↓↓↓
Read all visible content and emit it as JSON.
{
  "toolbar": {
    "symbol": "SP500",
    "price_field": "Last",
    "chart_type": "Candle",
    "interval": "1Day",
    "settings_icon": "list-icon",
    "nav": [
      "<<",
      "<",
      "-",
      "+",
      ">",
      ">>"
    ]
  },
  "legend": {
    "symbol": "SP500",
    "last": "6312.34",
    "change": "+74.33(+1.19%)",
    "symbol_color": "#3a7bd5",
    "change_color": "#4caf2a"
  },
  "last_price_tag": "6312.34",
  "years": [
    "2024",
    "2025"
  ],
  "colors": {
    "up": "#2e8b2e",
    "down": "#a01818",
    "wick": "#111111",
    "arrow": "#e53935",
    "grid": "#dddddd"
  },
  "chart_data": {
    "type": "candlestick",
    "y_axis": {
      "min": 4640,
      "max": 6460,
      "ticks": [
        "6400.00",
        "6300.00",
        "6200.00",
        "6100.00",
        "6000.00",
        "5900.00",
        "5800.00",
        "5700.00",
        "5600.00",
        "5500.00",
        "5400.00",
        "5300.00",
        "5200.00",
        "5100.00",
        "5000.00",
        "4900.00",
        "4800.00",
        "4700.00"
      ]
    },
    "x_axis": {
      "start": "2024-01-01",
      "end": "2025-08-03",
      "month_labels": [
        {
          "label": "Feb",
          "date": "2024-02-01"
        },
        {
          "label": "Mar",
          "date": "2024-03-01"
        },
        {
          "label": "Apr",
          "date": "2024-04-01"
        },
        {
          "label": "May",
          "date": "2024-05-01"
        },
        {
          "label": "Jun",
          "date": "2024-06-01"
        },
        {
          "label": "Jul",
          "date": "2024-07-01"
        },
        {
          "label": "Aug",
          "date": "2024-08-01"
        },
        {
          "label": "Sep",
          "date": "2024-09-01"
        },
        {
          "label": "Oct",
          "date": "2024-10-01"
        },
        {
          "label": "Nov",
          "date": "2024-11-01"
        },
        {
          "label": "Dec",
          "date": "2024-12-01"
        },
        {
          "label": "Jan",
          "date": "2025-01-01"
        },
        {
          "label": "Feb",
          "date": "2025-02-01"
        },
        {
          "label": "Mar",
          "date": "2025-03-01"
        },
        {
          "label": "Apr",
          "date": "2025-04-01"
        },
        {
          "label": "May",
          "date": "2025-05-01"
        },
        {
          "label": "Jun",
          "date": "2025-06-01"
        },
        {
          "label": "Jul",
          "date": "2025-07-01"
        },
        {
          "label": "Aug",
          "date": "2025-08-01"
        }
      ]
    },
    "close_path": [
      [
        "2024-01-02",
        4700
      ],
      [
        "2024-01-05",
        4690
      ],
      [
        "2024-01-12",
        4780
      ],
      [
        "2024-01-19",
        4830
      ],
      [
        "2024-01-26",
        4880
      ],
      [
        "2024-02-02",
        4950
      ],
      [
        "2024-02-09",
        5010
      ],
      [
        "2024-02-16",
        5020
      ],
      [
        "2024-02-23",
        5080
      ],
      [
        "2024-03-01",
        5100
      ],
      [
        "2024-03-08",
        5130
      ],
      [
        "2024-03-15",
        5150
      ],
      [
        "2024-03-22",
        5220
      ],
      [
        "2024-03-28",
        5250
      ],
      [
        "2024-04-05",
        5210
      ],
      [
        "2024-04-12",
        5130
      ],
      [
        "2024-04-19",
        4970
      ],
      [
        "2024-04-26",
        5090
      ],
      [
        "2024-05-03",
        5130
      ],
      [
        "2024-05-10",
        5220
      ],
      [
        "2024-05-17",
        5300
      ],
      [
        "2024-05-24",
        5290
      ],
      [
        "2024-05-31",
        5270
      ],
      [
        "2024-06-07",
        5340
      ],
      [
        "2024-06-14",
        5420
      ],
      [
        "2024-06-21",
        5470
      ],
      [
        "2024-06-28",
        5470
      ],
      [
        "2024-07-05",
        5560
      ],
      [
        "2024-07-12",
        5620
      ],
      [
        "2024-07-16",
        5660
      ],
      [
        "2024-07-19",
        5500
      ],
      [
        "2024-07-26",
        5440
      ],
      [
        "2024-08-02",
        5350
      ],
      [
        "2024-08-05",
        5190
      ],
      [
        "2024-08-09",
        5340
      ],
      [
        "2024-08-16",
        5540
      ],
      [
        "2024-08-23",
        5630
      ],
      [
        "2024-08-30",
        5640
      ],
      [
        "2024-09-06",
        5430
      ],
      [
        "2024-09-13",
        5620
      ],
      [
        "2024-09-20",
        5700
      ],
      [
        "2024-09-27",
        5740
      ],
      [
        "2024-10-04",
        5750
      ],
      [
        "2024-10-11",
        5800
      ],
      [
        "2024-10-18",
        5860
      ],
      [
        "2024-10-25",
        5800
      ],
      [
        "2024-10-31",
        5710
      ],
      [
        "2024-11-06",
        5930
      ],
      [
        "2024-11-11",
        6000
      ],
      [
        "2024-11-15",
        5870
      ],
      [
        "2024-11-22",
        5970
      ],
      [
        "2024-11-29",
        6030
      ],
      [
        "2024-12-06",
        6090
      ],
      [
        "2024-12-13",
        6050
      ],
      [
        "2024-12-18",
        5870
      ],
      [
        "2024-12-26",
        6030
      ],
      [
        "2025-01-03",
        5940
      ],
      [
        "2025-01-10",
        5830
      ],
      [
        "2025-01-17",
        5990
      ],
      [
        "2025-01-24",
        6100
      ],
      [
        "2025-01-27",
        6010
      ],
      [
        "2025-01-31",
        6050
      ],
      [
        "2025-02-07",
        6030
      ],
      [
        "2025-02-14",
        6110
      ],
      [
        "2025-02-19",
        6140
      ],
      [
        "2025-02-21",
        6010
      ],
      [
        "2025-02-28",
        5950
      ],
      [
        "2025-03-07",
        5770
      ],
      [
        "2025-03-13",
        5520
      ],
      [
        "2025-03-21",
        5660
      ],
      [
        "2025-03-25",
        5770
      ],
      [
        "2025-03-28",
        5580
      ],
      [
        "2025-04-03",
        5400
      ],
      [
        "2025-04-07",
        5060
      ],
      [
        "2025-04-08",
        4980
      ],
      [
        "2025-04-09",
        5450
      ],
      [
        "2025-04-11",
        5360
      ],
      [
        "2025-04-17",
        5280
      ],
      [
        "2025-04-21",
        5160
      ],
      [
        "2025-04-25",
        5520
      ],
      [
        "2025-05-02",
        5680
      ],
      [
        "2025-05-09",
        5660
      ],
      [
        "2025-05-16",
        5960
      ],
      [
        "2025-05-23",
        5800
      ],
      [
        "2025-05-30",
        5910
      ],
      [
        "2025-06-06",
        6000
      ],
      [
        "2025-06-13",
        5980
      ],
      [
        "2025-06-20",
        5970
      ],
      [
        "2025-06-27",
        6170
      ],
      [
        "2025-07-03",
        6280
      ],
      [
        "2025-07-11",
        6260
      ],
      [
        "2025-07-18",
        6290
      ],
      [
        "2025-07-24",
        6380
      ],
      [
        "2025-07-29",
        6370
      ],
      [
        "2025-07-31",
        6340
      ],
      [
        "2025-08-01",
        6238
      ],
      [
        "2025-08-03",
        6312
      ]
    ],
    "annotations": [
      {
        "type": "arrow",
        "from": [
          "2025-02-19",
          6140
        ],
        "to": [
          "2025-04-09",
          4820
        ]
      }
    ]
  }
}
↑↑↑
Task goal - Return the whole listing exactly, with every line included.

Final result -
Read all visible content and emit it as JSON.
{
  "toolbar": {
    "symbol": "SP500",
    "price_field": "Last",
    "chart_type": "Candle",
    "interval": "1Day",
    "settings_icon": "list-icon",
    "nav": [
      "<<",
      "<",
      "-",
      "+",
      ">",
      ">>"
    ]
  },
  "legend": {
    "symbol": "SP500",
    "last": "6312.34",
    "change": "+74.33(+1.19%)",
    "symbol_color": "#3a7bd5",
    "change_color": "#4caf2a"
  },
  "last_price_tag": "6312.34",
  "years": [
    "2024",
    "2025"
  ],
  "colors": {
    "up": "#2e8b2e",
    "down": "#a01818",
    "wick": "#111111",
    "arrow": "#e53935",
    "grid": "#dddddd"
  },
  "chart_data": {
    "type": "candlestick",
    "y_axis": {
      "min": 4640,
      "max": 6460,
      "ticks": [
        "6400.00",
        "6300.00",
        "6200.00",
        "6100.00",
        "6000.00",
        "5900.00",
        "5800.00",
        "5700.00",
        "5600.00",
        "5500.00",
        "5400.00",
        "5300.00",
        "5200.00",
        "5100.00",
        "5000.00",
        "4900.00",
        "4800.00",
        "4700.00"
      ]
    },
    "x_axis": {
      "start": "2024-01-01",
      "end": "2025-08-03",
      "month_labels": [
        {
          "label": "Feb",
          "date": "2024-02-01"
        },
        {
          "label": "Mar",
          "date": "2024-03-01"
        },
        {
          "label": "Apr",
          "date": "2024-04-01"
        },
        {
          "label": "May",
          "date": "2024-05-01"
        },
        {
          "label": "Jun",
          "date": "2024-06-01"
        },
        {
          "label": "Jul",
          "date": "2024-07-01"
        },
        {
          "label": "Aug",
          "date": "2024-08-01"
        },
        {
          "label": "Sep",
          "date": "2024-09-01"
        },
        {
          "label": "Oct",
          "date": "2024-10-01"
        },
        {
          "label": "Nov",
          "date": "2024-11-01"
        },
        {
          "label": "Dec",
          "date": "2024-12-01"
        },
        {
          "label": "Jan",
          "date": "2025-01-01"
        },
        {
          "label": "Feb",
          "date": "2025-02-01"
        },
        {
          "label": "Mar",
          "date": "2025-03-01"
        },
        {
          "label": "Apr",
          "date": "2025-04-01"
        },
        {
          "label": "May",
          "date": "2025-05-01"
        },
        {
          "label": "Jun",
          "date": "2025-06-01"
        },
        {
          "label": "Jul",
          "date": "2025-07-01"
        },
        {
          "label": "Aug",
          "date": "2025-08-01"
        }
      ]
    },
    "close_path": [
      [
        "2024-01-02",
        4700
      ],
      [
        "2024-01-05",
        4690
      ],
      [
        "2024-01-12",
        4780
      ],
      [
        "2024-01-19",
        4830
      ],
      [
        "2024-01-26",
        4880
      ],
      [
        "2024-02-02",
        4950
      ],
      [
        "2024-02-09",
        5010
      ],
      [
        "2024-02-16",
        5020
      ],
      [
        "2024-02-23",
        5080
      ],
      [
        "2024-03-01",
        5100
      ],
      [
        "2024-03-08",
        5130
      ],
      [
        "2024-03-15",
        5150
      ],
      [
        "2024-03-22",
        5220
      ],
      [
        "2024-03-28",
        5250
      ],
      [
        "2024-04-05",
        5210
      ],
      [
        "2024-04-12",
        5130
      ],
      [
        "2024-04-19",
        4970
      ],
      [
        "2024-04-26",
        5090
      ],
      [
        "2024-05-03",
        5130
      ],
      [
        "2024-05-10",
        5220
      ],
      [
        "2024-05-17",
        5300
      ],
      [
        "2024-05-24",
        5290
      ],
      [
        "2024-05-31",
        5270
      ],
      [
        "2024-06-07",
        5340
      ],
      [
        "2024-06-14",
        5420
      ],
      [
        "2024-06-21",
        5470
      ],
      [
        "2024-06-28",
        5470
      ],
      [
        "2024-07-05",
        5560
      ],
      [
        "2024-07-12",
        5620
      ],
      [
        "2024-07-16",
        5660
      ],
      [
        "2024-07-19",
        5500
      ],
      [
        "2024-07-26",
        5440
      ],
      [
        "2024-08-02",
        5350
      ],
      [
        "2024-08-05",
        5190
      ],
      [
        "2024-08-09",
        5340
      ],
      [
        "2024-08-16",
        5540
      ],
      [
        "2024-08-23",
        5630
      ],
      [
        "2024-08-30",
        5640
      ],
      [
        "2024-09-06",
        5430
      ],
      [
        "2024-09-13",
        5620
      ],
      [
        "2024-09-20",
        5700
      ],
      [
        "2024-09-27",
        5740
      ],
      [
        "2024-10-04",
        5750
      ],
      [
        "2024-10-11",
        5800
      ],
      [
        "2024-10-18",
        5860
      ],
      [
        "2024-10-25",
        5800
      ],
      [
        "2024-10-31",
        5710
      ],
      [
        "2024-11-06",
        5930
      ],
      [
        "2024-11-11",
        6000
      ],
      [
        "2024-11-15",
        5870
      ],
      [
        "2024-11-22",
        5970
      ],
      [
        "2024-11-29",
        6030
      ],
      [
        "2024-12-06",
        6090
      ],
      [
        "2024-12-13",
        6050
      ],
      [
        "2024-12-18",
        5870
      ],
      [
        "2024-12-26",
        6030
      ],
      [
        "2025-01-03",
        5940
      ],
      [
        "2025-01-10",
        5830
      ],
      [
        "2025-01-17",
        5990
      ],
      [
        "2025-01-24",
        6100
      ],
      [
        "2025-01-27",
        6010
      ],
      [
        "2025-01-31",
        6050
      ],
      [
        "2025-02-07",
        6030
      ],
      [
        "2025-02-14",
        6110
      ],
      [
        "2025-02-19",
        6140
      ],
      [
        "2025-02-21",
        6010
      ],
      [
        "2025-02-28",
        5950
      ],
      [
        "2025-03-07",
        5770
      ],
      [
        "2025-03-13",
        5520
      ],
      [
        "2025-03-21",
        5660
      ],
      [
        "2025-03-25",
        5770
      ],
      [
        "2025-03-28",
        5580
      ],
      [
        "2025-04-03",
        5400
      ],
      [
        "2025-04-07",
        5060
      ],
      [
        "2025-04-08",
        4980
      ],
      [
        "2025-04-09",
        5450
      ],
      [
        "2025-04-11",
        5360
      ],
      [
        "2025-04-17",
        5280
      ],
      [
        "2025-04-21",
        5160
      ],
      [
        "2025-04-25",
        5520
      ],
      [
        "2025-05-02",
        5680
      ],
      [
        "2025-05-09",
        5660
      ],
      [
        "2025-05-16",
        5960
      ],
      [
        "2025-05-23",
        5800
      ],
      [
        "2025-05-30",
        5910
      ],
      [
        "2025-06-06",
        6000
      ],
      [
        "2025-06-13",
        5980
      ],
      [
        "2025-06-20",
        5970
      ],
      [
        "2025-06-27",
        6170
      ],
      [
        "2025-07-03",
        6280
      ],
      [
        "2025-07-11",
        6260
      ],
      [
        "2025-07-18",
        6290
      ],
      [
        "2025-07-24",
        6380
      ],
      [
        "2025-07-29",
        6370
      ],
      [
        "2025-07-31",
        6340
      ],
      [
        "2025-08-01",
        6238
      ],
      [
        "2025-08-03",
        6312
      ]
    ],
    "annotations": [
      {
        "type": "arrow",
        "from": [
          "2025-02-19",
          6140
        ],
        "to": [
          "2025-04-09",
          4820
        ]
      }
    ]
  }
}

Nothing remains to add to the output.